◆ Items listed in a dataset

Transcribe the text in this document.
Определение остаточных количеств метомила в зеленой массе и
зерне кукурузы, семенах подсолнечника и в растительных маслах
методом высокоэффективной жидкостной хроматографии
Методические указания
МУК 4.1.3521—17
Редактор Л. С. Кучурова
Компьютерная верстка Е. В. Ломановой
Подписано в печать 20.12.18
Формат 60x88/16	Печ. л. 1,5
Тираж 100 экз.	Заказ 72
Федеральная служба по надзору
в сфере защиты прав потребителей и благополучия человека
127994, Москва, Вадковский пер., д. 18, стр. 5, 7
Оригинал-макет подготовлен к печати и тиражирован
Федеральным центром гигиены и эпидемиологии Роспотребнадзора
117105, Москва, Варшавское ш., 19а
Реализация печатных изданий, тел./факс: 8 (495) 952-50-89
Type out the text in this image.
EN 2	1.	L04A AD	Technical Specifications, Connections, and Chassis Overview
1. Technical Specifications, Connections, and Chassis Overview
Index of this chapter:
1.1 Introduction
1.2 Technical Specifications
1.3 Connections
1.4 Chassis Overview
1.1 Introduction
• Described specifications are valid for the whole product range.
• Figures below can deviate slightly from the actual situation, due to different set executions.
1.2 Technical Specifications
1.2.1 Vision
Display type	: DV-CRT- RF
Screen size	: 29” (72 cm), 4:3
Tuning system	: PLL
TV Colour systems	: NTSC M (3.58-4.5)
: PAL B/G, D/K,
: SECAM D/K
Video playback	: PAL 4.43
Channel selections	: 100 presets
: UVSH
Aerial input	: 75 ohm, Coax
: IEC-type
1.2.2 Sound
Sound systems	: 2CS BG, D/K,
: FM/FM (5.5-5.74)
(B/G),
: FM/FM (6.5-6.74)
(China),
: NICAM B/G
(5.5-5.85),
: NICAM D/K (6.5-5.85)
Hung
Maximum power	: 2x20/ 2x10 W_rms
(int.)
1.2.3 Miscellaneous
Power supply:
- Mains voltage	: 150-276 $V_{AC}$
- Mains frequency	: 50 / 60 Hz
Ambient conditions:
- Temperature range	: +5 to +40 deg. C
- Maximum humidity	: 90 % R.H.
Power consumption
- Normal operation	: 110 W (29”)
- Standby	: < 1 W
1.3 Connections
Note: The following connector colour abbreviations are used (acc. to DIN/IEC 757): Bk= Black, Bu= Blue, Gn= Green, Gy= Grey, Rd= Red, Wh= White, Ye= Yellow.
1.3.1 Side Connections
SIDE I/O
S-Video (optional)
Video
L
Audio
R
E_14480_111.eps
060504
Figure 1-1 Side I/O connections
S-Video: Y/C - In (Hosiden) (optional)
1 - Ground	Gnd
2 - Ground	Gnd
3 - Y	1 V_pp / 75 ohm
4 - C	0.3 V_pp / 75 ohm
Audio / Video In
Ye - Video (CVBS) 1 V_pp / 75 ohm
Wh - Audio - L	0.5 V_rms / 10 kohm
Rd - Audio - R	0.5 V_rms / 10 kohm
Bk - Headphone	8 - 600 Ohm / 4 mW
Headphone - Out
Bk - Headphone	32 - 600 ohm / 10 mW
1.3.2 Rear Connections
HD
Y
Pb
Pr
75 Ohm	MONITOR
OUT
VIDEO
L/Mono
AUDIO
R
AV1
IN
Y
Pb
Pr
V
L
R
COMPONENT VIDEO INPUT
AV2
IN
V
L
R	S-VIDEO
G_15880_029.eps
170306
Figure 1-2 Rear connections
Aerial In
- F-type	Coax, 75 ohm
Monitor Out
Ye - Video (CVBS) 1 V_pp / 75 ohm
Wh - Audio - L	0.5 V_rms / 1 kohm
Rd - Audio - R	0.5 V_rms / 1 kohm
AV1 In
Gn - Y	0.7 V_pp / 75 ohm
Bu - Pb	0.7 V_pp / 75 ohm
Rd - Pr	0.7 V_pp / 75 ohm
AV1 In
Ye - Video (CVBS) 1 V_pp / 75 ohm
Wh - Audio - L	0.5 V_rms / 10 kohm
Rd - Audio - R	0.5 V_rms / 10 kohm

◆ Written exercise
Take the listing above and set it down exactly.

◆ The reply
Transcribe the text in this document.
Определение остаточных количеств метомила в зеленой массе и
зерне кукурузы, семенах подсолнечника и в растительных маслах
методом высокоэффективной жидкостной хроматографии
Методические указания
МУК 4.1.3521—17
Редактор Л. С. Кучурова
Компьютерная верстка Е. В. Ломановой
Подписано в печать 20.12.18
Формат 60x88/16	Печ. л. 1,5
Тираж 100 экз.	Заказ 72
Федеральная служба по надзору
в сфере защиты прав потребителей и благополучия человека
127994, Москва, Вадковский пер., д. 18, стр. 5, 7
Оригинал-макет подготовлен к печати и тиражирован
Федеральным центром гигиены и эпидемиологии Роспотребнадзора
117105, Москва, Варшавское ш., 19а
Реализация печатных изданий, тел./факс: 8 (495) 952-50-89
Type out the text in this image.
EN 2	1.	L04A AD	Technical Specifications, Connections, and Chassis Overview
1. Technical Specifications, Connections, and Chassis Overview
Index of this chapter:
1.1 Introduction
1.2 Technical Specifications
1.3 Connections
1.4 Chassis Overview
1.1 Introduction
• Described specifications are valid for the whole product range.
• Figures below can deviate slightly from the actual situation, due to different set executions.
1.2 Technical Specifications
1.2.1 Vision
Display type	: DV-CRT- RF
Screen size	: 29” (72 cm), 4:3
Tuning system	: PLL
TV Colour systems	: NTSC M (3.58-4.5)
: PAL B/G, D/K,
: SECAM D/K
Video playback	: PAL 4.43
Channel selections	: 100 presets
: UVSH
Aerial input	: 75 ohm, Coax
: IEC-type
1.2.2 Sound
Sound systems	: 2CS BG, D/K,
: FM/FM (5.5-5.74)
(B/G),
: FM/FM (6.5-6.74)
(China),
: NICAM B/G
(5.5-5.85),
: NICAM D/K (6.5-5.85)
Hung
Maximum power	: 2x20/ 2x10 W_rms
(int.)
1.2.3 Miscellaneous
Power supply:
- Mains voltage	: 150-276 $V_{AC}$
- Mains frequency	: 50 / 60 Hz
Ambient conditions:
- Temperature range	: +5 to +40 deg. C
- Maximum humidity	: 90 % R.H.
Power consumption
- Normal operation	: 110 W (29”)
- Standby	: < 1 W
1.3 Connections
Note: The following connector colour abbreviations are used (acc. to DIN/IEC 757): Bk= Black, Bu= Blue, Gn= Green, Gy= Grey, Rd= Red, Wh= White, Ye= Yellow.
1.3.1 Side Connections
SIDE I/O
S-Video (optional)
Video
L
Audio
R
E_14480_111.eps
060504
Figure 1-1 Side I/O connections
S-Video: Y/C - In (Hosiden) (optional)
1 - Ground	Gnd
2 - Ground	Gnd
3 - Y	1 V_pp / 75 ohm
4 - C	0.3 V_pp / 75 ohm
Audio / Video In
Ye - Video (CVBS) 1 V_pp / 75 ohm
Wh - Audio - L	0.5 V_rms / 10 kohm
Rd - Audio - R	0.5 V_rms / 10 kohm
Bk - Headphone	8 - 600 Ohm / 4 mW
Headphone - Out
Bk - Headphone	32 - 600 ohm / 10 mW
1.3.2 Rear Connections
HD
Y
Pb
Pr
75 Ohm	MONITOR
OUT
VIDEO
L/Mono
AUDIO
R
AV1
IN
Y
Pb
Pr
V
L
R
COMPONENT VIDEO INPUT
AV2
IN
V
L
R	S-VIDEO
G_15880_029.eps
170306
Figure 1-2 Rear connections
Aerial In
- F-type	Coax, 75 ohm
Monitor Out
Ye - Video (CVBS) 1 V_pp / 75 ohm
Wh - Audio - L	0.5 V_rms / 1 kohm
Rd - Audio - R	0.5 V_rms / 1 kohm
AV1 In
Gn - Y	0.7 V_pp / 75 ohm
Bu - Pb	0.7 V_pp / 75 ohm
Rd - Pr	0.7 V_pp / 75 ohm
AV1 In
Ye - Video (CVBS) 1 V_pp / 75 ohm
Wh - Audio - L	0.5 V_rms / 10 kohm
Rd - Audio - R	0.5 V_rms / 10 kohm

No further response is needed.